→ **Brief**
Copy each line below in which the word "language" occurs.

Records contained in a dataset

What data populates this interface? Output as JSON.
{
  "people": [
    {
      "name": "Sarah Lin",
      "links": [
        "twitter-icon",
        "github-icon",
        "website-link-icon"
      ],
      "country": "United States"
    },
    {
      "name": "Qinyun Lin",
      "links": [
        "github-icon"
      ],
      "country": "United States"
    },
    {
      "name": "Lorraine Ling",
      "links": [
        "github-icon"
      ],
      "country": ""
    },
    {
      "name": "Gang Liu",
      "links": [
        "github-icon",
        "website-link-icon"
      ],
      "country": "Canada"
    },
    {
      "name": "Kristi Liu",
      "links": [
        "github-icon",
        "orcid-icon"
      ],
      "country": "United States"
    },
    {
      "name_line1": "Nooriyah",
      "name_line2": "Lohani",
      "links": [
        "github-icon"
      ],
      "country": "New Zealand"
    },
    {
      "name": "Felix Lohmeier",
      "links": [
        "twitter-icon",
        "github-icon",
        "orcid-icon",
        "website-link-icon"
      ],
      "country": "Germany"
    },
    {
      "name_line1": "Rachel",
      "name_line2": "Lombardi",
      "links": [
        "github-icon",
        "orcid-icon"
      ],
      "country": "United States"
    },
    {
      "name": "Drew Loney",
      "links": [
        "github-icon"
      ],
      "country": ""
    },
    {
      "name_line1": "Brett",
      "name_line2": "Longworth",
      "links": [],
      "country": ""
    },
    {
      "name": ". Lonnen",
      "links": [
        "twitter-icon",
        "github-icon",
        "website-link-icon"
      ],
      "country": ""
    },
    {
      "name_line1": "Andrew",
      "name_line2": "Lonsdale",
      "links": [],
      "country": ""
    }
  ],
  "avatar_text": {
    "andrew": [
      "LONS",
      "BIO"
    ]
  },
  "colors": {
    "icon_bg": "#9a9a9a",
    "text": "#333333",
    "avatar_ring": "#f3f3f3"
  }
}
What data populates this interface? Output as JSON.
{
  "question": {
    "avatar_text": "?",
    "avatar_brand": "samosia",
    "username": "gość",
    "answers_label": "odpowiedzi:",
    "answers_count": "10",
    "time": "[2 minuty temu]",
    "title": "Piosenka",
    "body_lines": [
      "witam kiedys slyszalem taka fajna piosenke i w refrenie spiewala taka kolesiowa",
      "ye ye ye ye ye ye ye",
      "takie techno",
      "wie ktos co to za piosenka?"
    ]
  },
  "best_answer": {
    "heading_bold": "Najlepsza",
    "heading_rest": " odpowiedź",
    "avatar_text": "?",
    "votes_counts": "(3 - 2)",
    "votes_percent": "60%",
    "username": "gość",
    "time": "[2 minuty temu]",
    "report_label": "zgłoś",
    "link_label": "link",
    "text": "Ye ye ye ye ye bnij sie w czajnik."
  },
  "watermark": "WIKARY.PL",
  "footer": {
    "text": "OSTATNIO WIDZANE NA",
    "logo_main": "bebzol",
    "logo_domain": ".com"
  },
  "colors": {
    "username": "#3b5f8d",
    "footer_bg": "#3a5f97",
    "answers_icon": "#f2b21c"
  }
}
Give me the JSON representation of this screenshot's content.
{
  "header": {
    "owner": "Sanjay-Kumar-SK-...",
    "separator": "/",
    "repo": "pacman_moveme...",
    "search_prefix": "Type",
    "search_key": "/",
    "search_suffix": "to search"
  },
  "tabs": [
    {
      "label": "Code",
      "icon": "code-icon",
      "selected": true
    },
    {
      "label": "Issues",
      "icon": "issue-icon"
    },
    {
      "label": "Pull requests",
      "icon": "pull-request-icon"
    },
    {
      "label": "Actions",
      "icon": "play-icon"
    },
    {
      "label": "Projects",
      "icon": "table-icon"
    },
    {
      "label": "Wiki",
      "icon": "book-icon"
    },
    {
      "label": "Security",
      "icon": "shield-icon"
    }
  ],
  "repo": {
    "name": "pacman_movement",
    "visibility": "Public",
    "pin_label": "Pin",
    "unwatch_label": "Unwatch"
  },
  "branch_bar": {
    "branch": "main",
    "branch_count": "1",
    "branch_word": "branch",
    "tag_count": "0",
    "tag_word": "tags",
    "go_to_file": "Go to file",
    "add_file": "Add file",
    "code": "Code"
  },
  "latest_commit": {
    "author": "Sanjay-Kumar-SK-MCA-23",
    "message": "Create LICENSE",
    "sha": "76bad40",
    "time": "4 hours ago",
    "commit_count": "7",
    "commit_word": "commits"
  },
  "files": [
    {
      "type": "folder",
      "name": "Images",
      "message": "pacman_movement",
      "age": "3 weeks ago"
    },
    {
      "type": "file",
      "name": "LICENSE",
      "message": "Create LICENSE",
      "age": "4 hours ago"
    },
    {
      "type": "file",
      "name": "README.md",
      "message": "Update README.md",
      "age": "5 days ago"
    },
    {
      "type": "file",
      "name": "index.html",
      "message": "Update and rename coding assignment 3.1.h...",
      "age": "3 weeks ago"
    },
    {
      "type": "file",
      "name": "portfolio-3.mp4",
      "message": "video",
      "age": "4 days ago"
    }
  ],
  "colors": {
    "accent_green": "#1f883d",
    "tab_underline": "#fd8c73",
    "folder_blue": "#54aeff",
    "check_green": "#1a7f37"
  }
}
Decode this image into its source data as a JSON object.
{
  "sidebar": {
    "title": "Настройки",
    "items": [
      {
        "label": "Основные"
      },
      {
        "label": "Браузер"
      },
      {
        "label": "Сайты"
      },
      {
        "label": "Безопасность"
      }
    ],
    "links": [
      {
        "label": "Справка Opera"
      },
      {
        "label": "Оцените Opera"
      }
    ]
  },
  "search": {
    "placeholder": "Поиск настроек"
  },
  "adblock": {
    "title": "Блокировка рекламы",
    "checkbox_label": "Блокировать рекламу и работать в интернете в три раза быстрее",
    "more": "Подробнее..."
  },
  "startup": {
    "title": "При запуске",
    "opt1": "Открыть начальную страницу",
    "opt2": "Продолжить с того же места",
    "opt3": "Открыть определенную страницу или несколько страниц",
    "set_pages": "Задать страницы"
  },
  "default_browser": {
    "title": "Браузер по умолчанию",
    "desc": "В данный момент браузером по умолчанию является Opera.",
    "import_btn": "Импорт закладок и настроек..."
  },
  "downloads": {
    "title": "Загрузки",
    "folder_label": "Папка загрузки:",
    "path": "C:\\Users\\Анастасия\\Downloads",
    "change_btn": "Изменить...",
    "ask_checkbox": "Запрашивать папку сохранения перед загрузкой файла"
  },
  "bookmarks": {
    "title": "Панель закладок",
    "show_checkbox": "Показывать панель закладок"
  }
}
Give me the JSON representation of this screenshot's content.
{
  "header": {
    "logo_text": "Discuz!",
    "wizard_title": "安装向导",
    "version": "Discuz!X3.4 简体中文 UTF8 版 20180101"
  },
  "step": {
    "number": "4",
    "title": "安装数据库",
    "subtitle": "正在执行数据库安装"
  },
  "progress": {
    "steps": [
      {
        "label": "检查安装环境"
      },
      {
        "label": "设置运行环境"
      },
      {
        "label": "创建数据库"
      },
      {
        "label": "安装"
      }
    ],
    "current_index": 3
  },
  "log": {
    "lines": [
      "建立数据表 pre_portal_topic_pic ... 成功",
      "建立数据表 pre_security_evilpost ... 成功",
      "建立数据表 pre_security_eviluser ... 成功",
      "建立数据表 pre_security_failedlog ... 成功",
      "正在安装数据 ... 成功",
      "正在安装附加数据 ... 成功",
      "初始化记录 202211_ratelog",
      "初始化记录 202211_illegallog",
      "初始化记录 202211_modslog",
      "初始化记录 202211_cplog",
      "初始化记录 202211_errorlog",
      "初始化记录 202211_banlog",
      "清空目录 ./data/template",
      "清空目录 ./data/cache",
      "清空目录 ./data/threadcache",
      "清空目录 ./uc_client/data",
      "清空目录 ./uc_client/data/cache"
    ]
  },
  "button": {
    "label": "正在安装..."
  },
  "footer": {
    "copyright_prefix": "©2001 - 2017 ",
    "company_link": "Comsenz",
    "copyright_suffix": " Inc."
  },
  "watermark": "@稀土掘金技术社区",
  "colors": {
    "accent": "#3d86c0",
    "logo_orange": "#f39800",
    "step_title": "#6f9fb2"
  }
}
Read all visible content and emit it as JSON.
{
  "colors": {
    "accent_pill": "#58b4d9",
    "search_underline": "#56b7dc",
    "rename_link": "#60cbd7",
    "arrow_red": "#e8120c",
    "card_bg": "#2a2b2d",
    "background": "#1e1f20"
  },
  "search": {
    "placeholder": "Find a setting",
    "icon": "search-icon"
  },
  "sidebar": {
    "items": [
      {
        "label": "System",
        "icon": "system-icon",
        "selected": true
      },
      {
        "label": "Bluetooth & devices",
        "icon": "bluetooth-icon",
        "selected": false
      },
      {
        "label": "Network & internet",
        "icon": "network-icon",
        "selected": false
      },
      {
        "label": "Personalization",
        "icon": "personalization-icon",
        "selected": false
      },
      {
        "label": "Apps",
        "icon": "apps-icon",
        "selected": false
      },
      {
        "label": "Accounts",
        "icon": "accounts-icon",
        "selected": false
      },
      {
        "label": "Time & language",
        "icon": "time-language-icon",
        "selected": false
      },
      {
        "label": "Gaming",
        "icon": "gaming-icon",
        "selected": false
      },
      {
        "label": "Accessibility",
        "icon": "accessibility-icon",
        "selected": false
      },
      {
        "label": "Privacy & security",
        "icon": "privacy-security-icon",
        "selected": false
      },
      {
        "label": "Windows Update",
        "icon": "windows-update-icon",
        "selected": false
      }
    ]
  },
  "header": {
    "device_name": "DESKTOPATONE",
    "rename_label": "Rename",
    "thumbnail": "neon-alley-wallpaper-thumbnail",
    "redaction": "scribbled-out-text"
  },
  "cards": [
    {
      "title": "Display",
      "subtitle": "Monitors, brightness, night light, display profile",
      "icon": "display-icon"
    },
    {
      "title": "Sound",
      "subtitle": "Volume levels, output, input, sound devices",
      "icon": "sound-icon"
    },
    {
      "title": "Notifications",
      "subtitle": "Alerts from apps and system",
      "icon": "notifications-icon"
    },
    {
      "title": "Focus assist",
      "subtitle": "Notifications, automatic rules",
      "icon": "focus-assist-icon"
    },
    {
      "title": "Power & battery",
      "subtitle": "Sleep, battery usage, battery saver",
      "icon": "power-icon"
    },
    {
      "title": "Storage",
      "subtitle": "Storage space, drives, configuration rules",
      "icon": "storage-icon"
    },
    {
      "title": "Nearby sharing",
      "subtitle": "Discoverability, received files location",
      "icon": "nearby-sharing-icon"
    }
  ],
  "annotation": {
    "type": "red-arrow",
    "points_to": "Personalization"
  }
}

→ **Completed exercise**
        "label": "Time & language",
        "icon": "time-language-icon",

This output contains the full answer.